= What is being asked =
Lines holding the string "important" are the ones to copy; find them all in the data.
--- Begin Exercise inputs ---
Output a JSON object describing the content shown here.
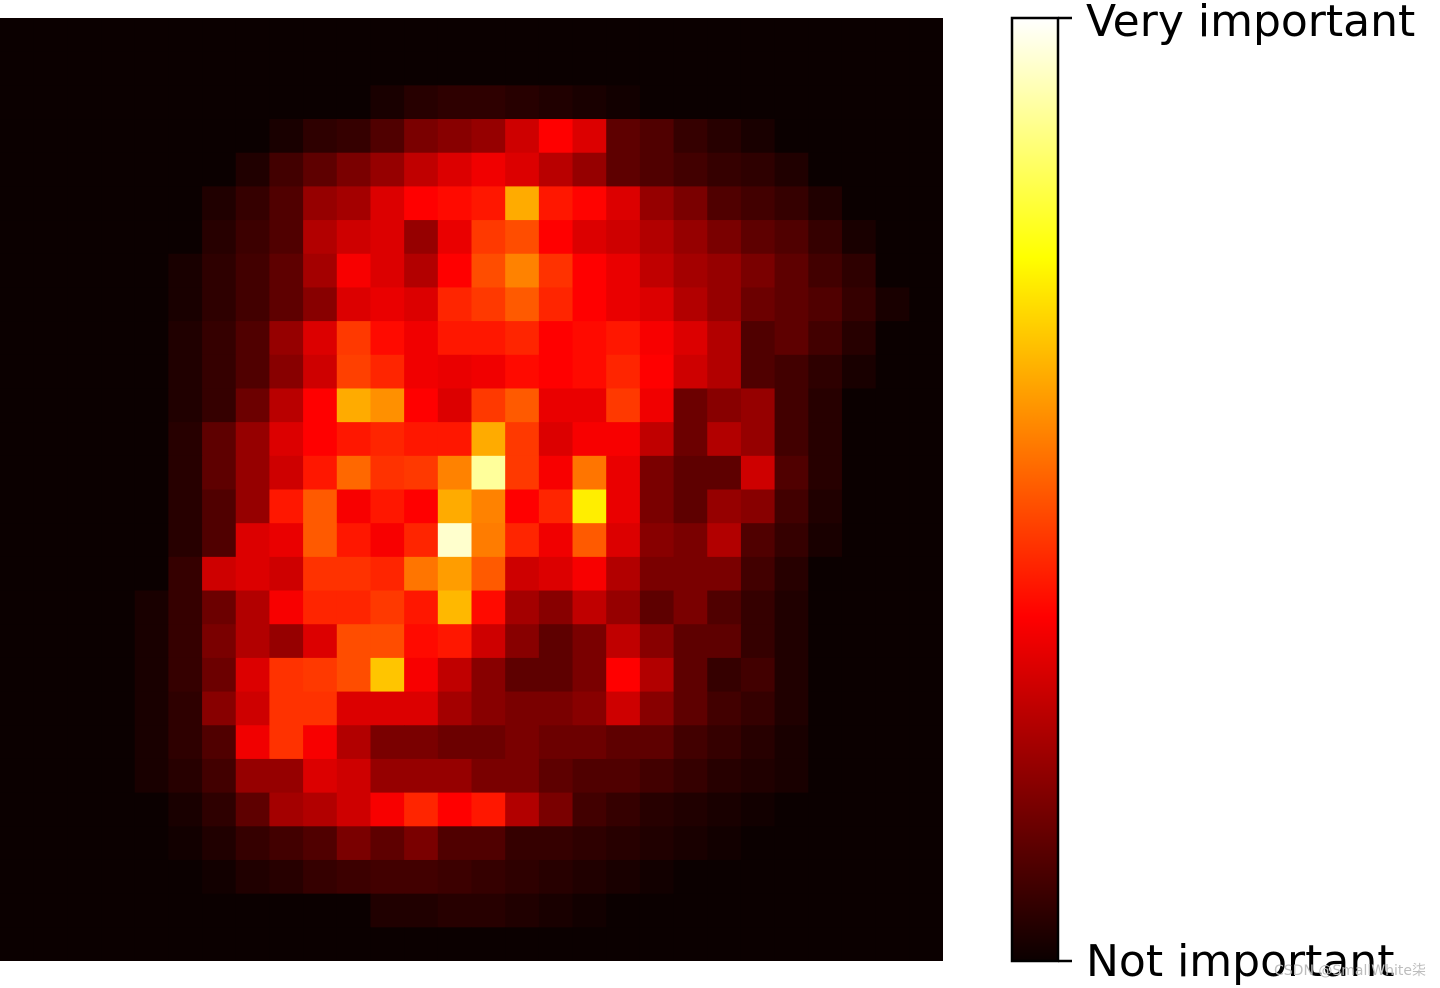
{
  "chart_data": {
    "type": "heatmap",
    "colormap": "hot",
    "grid_size": [
      28,
      28
    ],
    "colorbar": {
      "top_label": "Very important",
      "bottom_label": "Not important",
      "range": [
        0,
        1
      ]
    },
    "values": [
      [
        0,
        0,
        0,
        0,
        0,
        0,
        0,
        0,
        0,
        0,
        0,
        0,
        0,
        0,
        0,
        0,
        0,
        0,
        0,
        0,
        0,
        0,
        0,
        0,
        0,
        0,
        0,
        0
      ],
      [
        0,
        0,
        0,
        0,
        0,
        0,
        0,
        0,
        0,
        0,
        0,
        0,
        0,
        0,
        0,
        0,
        0,
        0,
        0,
        0,
        0,
        0,
        0,
        0,
        0,
        0,
        0,
        0
      ],
      [
        0,
        0,
        0,
        0,
        0,
        0,
        0,
        0,
        0,
        0,
        0,
        0.02,
        0.04,
        0.05,
        0.05,
        0.04,
        0.03,
        0.02,
        0.01,
        0,
        0,
        0,
        0,
        0,
        0,
        0,
        0,
        0
      ],
      [
        0,
        0,
        0,
        0,
        0,
        0,
        0,
        0,
        0.02,
        0.05,
        0.06,
        0.1,
        0.16,
        0.18,
        0.2,
        0.28,
        0.36,
        0.3,
        0.12,
        0.1,
        0.06,
        0.04,
        0.02,
        0,
        0,
        0,
        0,
        0
      ],
      [
        0,
        0,
        0,
        0,
        0,
        0,
        0,
        0.03,
        0.08,
        0.12,
        0.16,
        0.2,
        0.26,
        0.3,
        0.33,
        0.3,
        0.25,
        0.2,
        0.12,
        0.1,
        0.08,
        0.06,
        0.05,
        0.03,
        0,
        0,
        0,
        0
      ],
      [
        0,
        0,
        0,
        0,
        0,
        0,
        0.03,
        0.06,
        0.1,
        0.2,
        0.22,
        0.3,
        0.36,
        0.38,
        0.4,
        0.62,
        0.4,
        0.37,
        0.3,
        0.2,
        0.16,
        0.1,
        0.08,
        0.06,
        0.03,
        0,
        0,
        0
      ],
      [
        0,
        0,
        0,
        0,
        0,
        0,
        0.04,
        0.07,
        0.1,
        0.24,
        0.28,
        0.3,
        0.2,
        0.32,
        0.45,
        0.48,
        0.35,
        0.3,
        0.28,
        0.24,
        0.2,
        0.16,
        0.12,
        0.1,
        0.06,
        0.02,
        0,
        0
      ],
      [
        0,
        0,
        0,
        0,
        0,
        0.02,
        0.05,
        0.08,
        0.12,
        0.22,
        0.34,
        0.3,
        0.24,
        0.35,
        0.48,
        0.56,
        0.44,
        0.36,
        0.32,
        0.26,
        0.22,
        0.2,
        0.16,
        0.12,
        0.08,
        0.05,
        0,
        0
      ],
      [
        0,
        0,
        0,
        0,
        0,
        0.02,
        0.05,
        0.08,
        0.12,
        0.18,
        0.3,
        0.32,
        0.3,
        0.42,
        0.45,
        0.5,
        0.42,
        0.36,
        0.32,
        0.3,
        0.24,
        0.2,
        0.14,
        0.12,
        0.1,
        0.06,
        0.02,
        0
      ],
      [
        0,
        0,
        0,
        0,
        0,
        0.03,
        0.06,
        0.1,
        0.2,
        0.3,
        0.45,
        0.38,
        0.33,
        0.4,
        0.4,
        0.42,
        0.36,
        0.38,
        0.4,
        0.34,
        0.3,
        0.24,
        0.1,
        0.12,
        0.08,
        0.04,
        0,
        0
      ],
      [
        0,
        0,
        0,
        0,
        0,
        0.03,
        0.06,
        0.1,
        0.18,
        0.28,
        0.46,
        0.42,
        0.33,
        0.32,
        0.33,
        0.38,
        0.36,
        0.38,
        0.42,
        0.36,
        0.28,
        0.24,
        0.1,
        0.08,
        0.05,
        0.02,
        0,
        0
      ],
      [
        0,
        0,
        0,
        0,
        0,
        0.03,
        0.06,
        0.14,
        0.25,
        0.36,
        0.62,
        0.58,
        0.36,
        0.3,
        0.45,
        0.5,
        0.32,
        0.32,
        0.45,
        0.33,
        0.14,
        0.18,
        0.2,
        0.08,
        0.04,
        0,
        0,
        0
      ],
      [
        0,
        0,
        0,
        0,
        0,
        0.04,
        0.12,
        0.2,
        0.3,
        0.36,
        0.4,
        0.42,
        0.4,
        0.4,
        0.62,
        0.45,
        0.3,
        0.34,
        0.34,
        0.26,
        0.14,
        0.24,
        0.2,
        0.08,
        0.04,
        0,
        0,
        0
      ],
      [
        0,
        0,
        0,
        0,
        0,
        0.04,
        0.12,
        0.2,
        0.28,
        0.4,
        0.52,
        0.44,
        0.45,
        0.56,
        0.9,
        0.45,
        0.34,
        0.54,
        0.32,
        0.16,
        0.12,
        0.12,
        0.28,
        0.1,
        0.04,
        0,
        0,
        0
      ],
      [
        0,
        0,
        0,
        0,
        0,
        0.04,
        0.1,
        0.2,
        0.4,
        0.5,
        0.34,
        0.4,
        0.36,
        0.62,
        0.56,
        0.36,
        0.42,
        0.72,
        0.32,
        0.16,
        0.12,
        0.2,
        0.18,
        0.08,
        0.03,
        0,
        0,
        0
      ],
      [
        0,
        0,
        0,
        0,
        0,
        0.04,
        0.1,
        0.3,
        0.32,
        0.5,
        0.4,
        0.34,
        0.42,
        0.95,
        0.55,
        0.42,
        0.33,
        0.5,
        0.3,
        0.18,
        0.16,
        0.24,
        0.1,
        0.06,
        0.02,
        0,
        0,
        0
      ],
      [
        0,
        0,
        0,
        0,
        0,
        0.06,
        0.28,
        0.3,
        0.28,
        0.44,
        0.44,
        0.42,
        0.54,
        0.6,
        0.5,
        0.28,
        0.3,
        0.34,
        0.24,
        0.16,
        0.16,
        0.16,
        0.08,
        0.04,
        0,
        0,
        0,
        0
      ],
      [
        0,
        0,
        0,
        0,
        0.02,
        0.06,
        0.14,
        0.24,
        0.34,
        0.42,
        0.42,
        0.45,
        0.4,
        0.64,
        0.38,
        0.22,
        0.18,
        0.26,
        0.2,
        0.12,
        0.16,
        0.1,
        0.06,
        0.03,
        0,
        0,
        0,
        0
      ],
      [
        0,
        0,
        0,
        0,
        0.02,
        0.06,
        0.16,
        0.24,
        0.2,
        0.3,
        0.48,
        0.48,
        0.38,
        0.4,
        0.28,
        0.18,
        0.12,
        0.16,
        0.26,
        0.18,
        0.12,
        0.12,
        0.06,
        0.03,
        0,
        0,
        0,
        0
      ],
      [
        0,
        0,
        0,
        0,
        0.02,
        0.06,
        0.14,
        0.3,
        0.44,
        0.45,
        0.48,
        0.66,
        0.34,
        0.26,
        0.18,
        0.12,
        0.12,
        0.16,
        0.36,
        0.24,
        0.12,
        0.06,
        0.08,
        0.03,
        0,
        0,
        0,
        0
      ],
      [
        0,
        0,
        0,
        0,
        0.02,
        0.05,
        0.18,
        0.28,
        0.44,
        0.44,
        0.3,
        0.3,
        0.3,
        0.22,
        0.18,
        0.16,
        0.16,
        0.18,
        0.28,
        0.18,
        0.12,
        0.08,
        0.06,
        0.03,
        0,
        0,
        0,
        0
      ],
      [
        0,
        0,
        0,
        0,
        0.02,
        0.05,
        0.1,
        0.33,
        0.44,
        0.34,
        0.24,
        0.16,
        0.16,
        0.14,
        0.14,
        0.16,
        0.14,
        0.14,
        0.12,
        0.12,
        0.08,
        0.06,
        0.04,
        0.02,
        0,
        0,
        0,
        0
      ],
      [
        0,
        0,
        0,
        0,
        0.02,
        0.04,
        0.08,
        0.2,
        0.2,
        0.3,
        0.28,
        0.2,
        0.2,
        0.2,
        0.16,
        0.16,
        0.12,
        0.1,
        0.1,
        0.08,
        0.06,
        0.04,
        0.03,
        0.02,
        0,
        0,
        0,
        0
      ],
      [
        0,
        0,
        0,
        0,
        0,
        0.02,
        0.05,
        0.12,
        0.22,
        0.24,
        0.28,
        0.34,
        0.42,
        0.36,
        0.4,
        0.24,
        0.16,
        0.08,
        0.06,
        0.04,
        0.03,
        0.02,
        0.01,
        0,
        0,
        0,
        0,
        0
      ],
      [
        0,
        0,
        0,
        0,
        0,
        0.01,
        0.03,
        0.06,
        0.08,
        0.1,
        0.16,
        0.12,
        0.16,
        0.1,
        0.1,
        0.06,
        0.06,
        0.05,
        0.04,
        0.03,
        0.02,
        0.01,
        0,
        0,
        0,
        0,
        0,
        0
      ],
      [
        0,
        0,
        0,
        0,
        0,
        0,
        0.01,
        0.03,
        0.04,
        0.06,
        0.07,
        0.08,
        0.08,
        0.07,
        0.06,
        0.05,
        0.04,
        0.03,
        0.02,
        0.01,
        0,
        0,
        0,
        0,
        0,
        0,
        0,
        0
      ],
      [
        0,
        0,
        0,
        0,
        0,
        0,
        0,
        0,
        0,
        0,
        0,
        0.03,
        0.03,
        0.04,
        0.04,
        0.03,
        0.02,
        0.01,
        0,
        0,
        0,
        0,
        0,
        0,
        0,
        0,
        0,
        0
      ],
      [
        0,
        0,
        0,
        0,
        0,
        0,
        0,
        0,
        0,
        0,
        0,
        0,
        0,
        0,
        0,
        0,
        0,
        0,
        0,
        0,
        0,
        0,
        0,
        0,
        0,
        0,
        0,
        0
      ]
    ]
  },
  "watermark": "CSDN @SmallWhite柒"
}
--- End Exercise inputs ---
= Reply =
      "top_label": "Very important",
      "bottom_label": "Not important",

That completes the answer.